Check each line below for the word "phone", and copy those that have it.
--- START OF RECORD SET ---
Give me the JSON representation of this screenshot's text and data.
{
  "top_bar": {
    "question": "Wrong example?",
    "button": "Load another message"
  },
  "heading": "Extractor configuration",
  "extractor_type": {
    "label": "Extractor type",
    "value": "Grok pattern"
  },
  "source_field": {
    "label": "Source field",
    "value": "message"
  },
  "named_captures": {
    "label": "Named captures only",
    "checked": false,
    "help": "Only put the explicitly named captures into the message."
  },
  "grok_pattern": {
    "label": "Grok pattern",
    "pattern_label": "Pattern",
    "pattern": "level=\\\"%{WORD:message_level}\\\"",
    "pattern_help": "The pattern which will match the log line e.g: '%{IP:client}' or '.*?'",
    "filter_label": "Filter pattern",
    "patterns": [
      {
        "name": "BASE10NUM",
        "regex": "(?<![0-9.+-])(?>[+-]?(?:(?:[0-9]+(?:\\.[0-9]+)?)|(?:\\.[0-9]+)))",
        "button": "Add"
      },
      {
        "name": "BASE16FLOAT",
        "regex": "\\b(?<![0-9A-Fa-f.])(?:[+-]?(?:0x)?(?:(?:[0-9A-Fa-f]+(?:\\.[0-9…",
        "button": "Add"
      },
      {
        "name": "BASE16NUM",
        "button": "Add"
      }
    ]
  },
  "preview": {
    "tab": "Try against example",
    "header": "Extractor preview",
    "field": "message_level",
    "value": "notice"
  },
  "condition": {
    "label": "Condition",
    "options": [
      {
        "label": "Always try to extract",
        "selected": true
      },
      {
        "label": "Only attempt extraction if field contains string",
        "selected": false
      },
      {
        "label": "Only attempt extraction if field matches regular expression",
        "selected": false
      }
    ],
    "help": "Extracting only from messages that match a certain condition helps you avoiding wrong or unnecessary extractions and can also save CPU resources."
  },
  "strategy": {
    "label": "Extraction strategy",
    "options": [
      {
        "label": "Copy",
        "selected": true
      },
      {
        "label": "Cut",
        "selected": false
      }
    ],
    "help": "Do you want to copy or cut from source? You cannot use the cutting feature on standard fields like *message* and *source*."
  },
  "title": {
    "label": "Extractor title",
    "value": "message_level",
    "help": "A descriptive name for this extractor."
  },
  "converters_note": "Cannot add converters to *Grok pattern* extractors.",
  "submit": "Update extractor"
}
--- END OF RECORD SET ---
--- START OF RECORD SET ---
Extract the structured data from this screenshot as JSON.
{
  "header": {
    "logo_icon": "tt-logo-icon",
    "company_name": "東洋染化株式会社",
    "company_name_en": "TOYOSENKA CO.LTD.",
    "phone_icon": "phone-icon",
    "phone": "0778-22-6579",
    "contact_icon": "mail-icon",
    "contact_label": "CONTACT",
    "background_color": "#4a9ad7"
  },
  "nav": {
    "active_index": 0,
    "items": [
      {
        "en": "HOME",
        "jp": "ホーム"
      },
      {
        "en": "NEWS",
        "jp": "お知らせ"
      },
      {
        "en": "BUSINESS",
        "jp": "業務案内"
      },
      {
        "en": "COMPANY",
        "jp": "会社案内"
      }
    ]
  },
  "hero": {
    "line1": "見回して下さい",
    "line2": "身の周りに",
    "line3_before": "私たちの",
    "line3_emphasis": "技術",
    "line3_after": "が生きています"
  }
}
--- END OF RECORD SET ---
RESULT OF THE TASK:
    "phone_icon": "phone-icon",
    "phone": "0778-22-6579",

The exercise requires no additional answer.